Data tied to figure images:
[START]

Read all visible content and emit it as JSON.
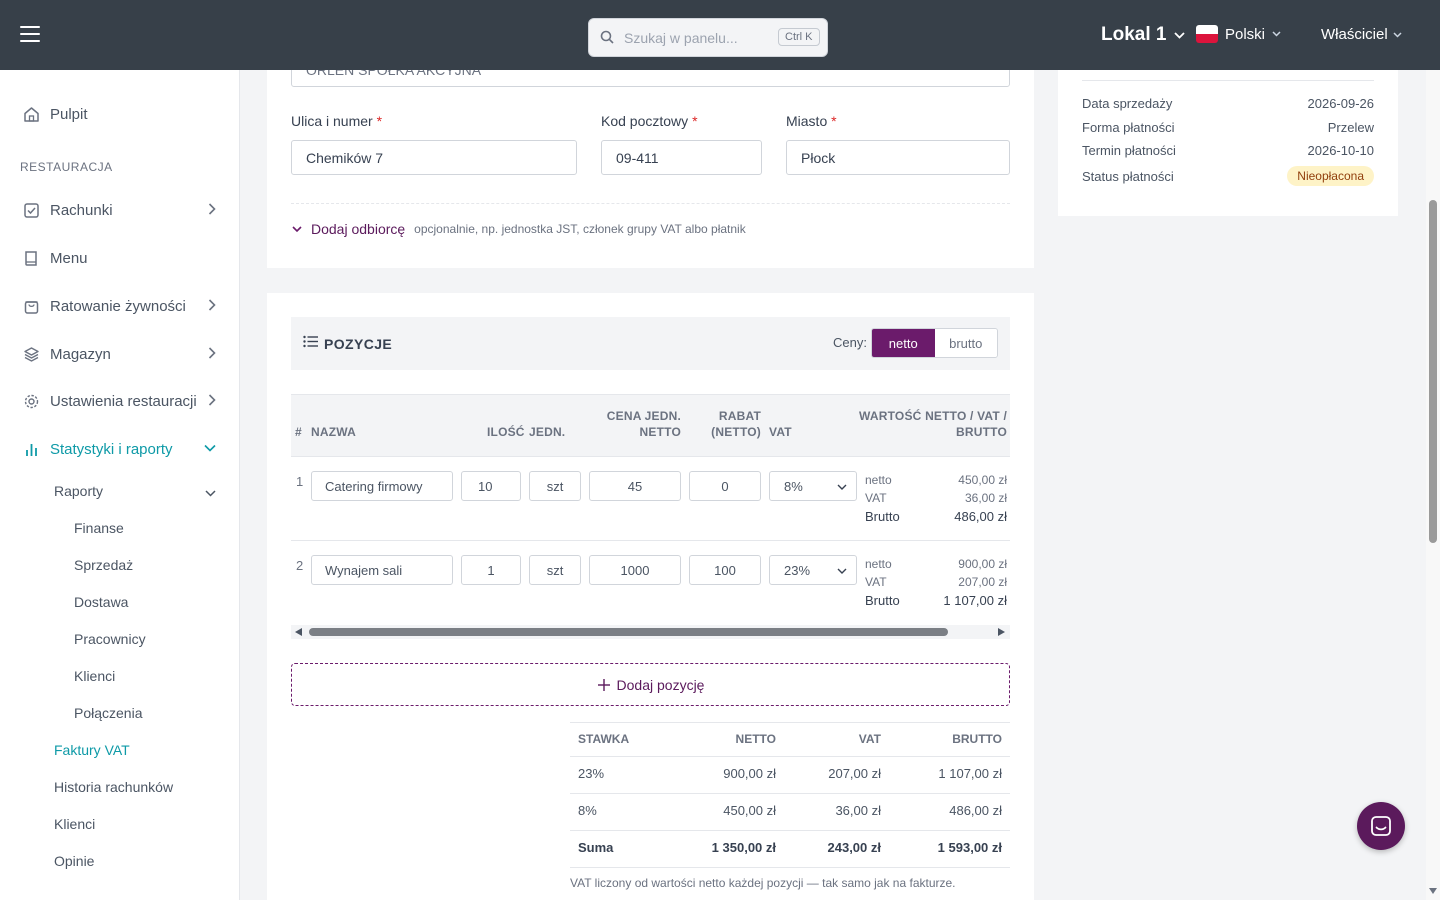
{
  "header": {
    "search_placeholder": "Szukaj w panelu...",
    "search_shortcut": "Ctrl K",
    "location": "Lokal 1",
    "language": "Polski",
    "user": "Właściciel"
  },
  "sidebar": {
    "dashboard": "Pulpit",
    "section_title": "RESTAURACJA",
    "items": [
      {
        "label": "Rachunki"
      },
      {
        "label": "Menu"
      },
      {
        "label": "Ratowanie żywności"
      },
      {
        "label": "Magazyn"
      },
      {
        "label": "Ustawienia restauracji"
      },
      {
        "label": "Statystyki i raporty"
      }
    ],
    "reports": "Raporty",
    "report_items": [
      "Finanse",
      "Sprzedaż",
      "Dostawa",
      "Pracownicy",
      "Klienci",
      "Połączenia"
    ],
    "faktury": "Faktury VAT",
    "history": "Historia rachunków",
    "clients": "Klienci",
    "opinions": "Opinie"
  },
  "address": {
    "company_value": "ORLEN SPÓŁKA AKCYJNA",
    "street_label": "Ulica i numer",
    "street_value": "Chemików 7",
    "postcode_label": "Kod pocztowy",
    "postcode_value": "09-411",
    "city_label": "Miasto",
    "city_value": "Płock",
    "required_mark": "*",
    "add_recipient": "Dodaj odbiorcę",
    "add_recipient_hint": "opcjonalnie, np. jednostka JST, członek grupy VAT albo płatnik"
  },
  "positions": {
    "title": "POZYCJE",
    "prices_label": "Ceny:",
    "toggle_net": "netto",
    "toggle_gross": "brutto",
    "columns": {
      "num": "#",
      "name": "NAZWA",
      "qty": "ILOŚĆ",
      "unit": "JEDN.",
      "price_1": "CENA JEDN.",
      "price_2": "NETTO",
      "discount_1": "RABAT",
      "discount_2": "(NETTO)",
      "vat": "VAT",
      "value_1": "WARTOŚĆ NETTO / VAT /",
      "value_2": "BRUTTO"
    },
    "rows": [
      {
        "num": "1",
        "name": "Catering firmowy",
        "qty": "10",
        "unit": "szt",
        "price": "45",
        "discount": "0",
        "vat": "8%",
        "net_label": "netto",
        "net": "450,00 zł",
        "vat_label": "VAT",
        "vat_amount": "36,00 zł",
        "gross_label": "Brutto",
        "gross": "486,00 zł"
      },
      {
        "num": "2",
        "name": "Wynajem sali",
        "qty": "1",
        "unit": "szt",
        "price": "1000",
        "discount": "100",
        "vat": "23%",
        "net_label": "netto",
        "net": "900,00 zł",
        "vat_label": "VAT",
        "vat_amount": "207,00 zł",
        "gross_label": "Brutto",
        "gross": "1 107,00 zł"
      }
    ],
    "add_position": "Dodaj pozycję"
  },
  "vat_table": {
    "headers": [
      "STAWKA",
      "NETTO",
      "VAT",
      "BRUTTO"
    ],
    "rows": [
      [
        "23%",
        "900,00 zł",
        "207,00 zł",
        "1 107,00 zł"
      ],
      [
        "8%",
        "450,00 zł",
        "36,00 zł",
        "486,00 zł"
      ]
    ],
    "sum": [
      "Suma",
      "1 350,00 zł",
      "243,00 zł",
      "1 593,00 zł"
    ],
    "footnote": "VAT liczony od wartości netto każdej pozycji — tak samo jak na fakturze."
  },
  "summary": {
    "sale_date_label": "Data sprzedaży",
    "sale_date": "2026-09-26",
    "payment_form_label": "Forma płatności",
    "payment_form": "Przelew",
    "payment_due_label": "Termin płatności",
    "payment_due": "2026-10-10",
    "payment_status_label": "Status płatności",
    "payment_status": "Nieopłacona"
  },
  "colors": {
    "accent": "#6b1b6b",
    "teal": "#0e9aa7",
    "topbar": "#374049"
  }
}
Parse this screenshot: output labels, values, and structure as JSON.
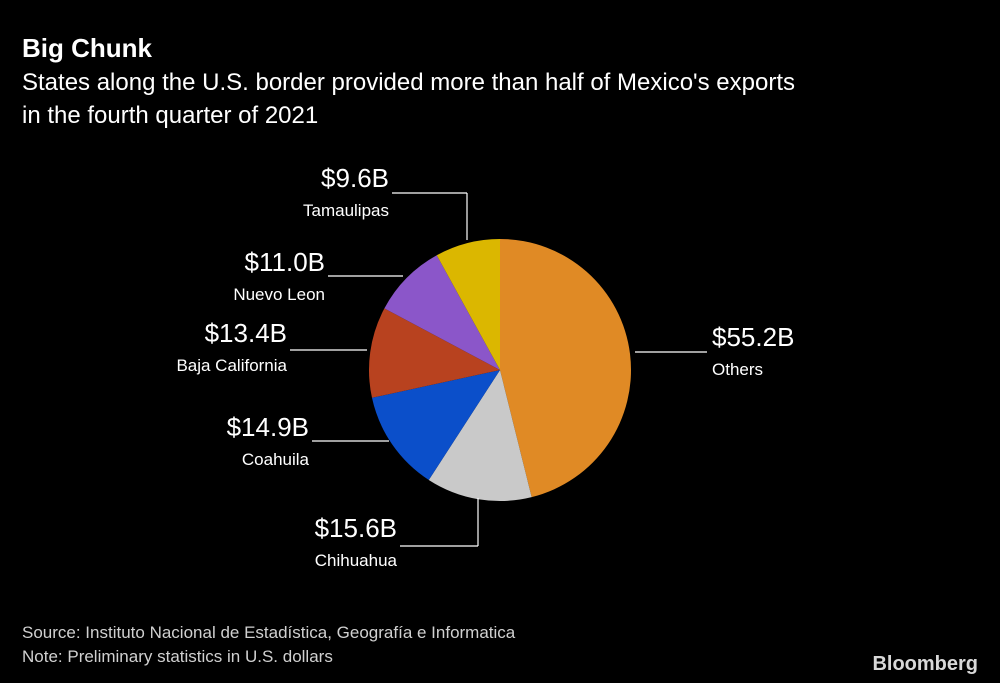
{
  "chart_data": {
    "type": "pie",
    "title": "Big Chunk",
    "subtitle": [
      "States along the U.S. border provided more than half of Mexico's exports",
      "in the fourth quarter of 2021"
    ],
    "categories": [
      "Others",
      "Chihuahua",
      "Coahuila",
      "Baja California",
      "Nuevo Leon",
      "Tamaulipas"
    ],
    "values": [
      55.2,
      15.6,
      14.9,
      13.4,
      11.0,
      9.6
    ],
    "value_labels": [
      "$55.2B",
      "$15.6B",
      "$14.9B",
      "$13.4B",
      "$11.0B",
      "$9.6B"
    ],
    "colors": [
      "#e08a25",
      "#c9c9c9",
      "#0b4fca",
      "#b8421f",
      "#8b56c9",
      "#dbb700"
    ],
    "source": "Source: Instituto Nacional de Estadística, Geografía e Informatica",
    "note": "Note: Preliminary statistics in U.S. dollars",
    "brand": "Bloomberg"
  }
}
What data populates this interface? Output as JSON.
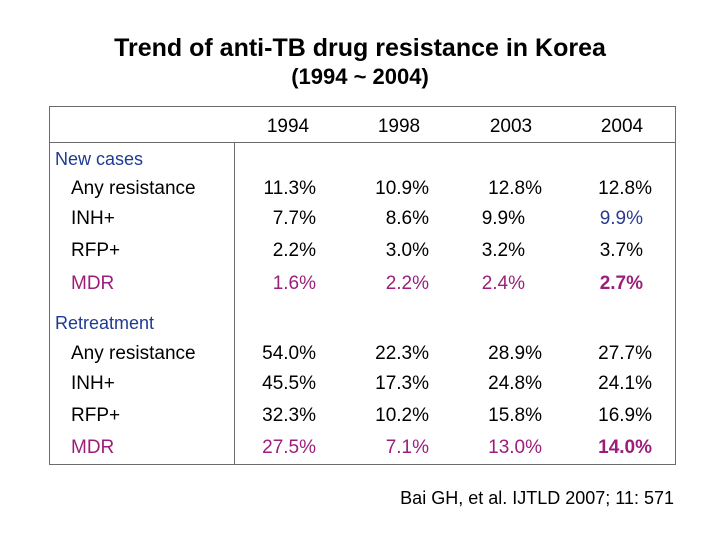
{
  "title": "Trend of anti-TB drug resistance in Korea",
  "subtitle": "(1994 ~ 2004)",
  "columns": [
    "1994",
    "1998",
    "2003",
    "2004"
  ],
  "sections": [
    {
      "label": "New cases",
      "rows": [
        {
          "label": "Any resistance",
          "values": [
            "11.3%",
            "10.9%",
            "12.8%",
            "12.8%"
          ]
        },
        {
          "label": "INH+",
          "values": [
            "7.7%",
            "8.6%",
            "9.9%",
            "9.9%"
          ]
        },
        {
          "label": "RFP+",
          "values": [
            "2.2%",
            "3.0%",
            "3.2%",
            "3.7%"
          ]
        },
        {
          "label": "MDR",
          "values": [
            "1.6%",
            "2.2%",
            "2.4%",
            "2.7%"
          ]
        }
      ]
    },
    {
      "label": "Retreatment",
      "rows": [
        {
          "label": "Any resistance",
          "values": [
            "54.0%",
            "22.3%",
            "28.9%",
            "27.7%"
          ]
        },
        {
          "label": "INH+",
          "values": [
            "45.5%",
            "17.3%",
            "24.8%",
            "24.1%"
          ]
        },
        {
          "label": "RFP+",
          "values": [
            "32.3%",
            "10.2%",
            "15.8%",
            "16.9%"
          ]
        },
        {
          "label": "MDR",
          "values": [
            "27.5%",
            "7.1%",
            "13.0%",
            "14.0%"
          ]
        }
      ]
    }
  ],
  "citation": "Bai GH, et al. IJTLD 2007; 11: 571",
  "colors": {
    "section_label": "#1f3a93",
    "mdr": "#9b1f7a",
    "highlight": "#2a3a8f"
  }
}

[END]

Using the listing above, locate the lines that hold "płatności" and copy each one.

## ANSWER TO THIS EXERCISE
    "payment_form_label": "Forma płatności",
    "payment_due_label": "Termin płatności",
    "payment_status_label": "Status płatności",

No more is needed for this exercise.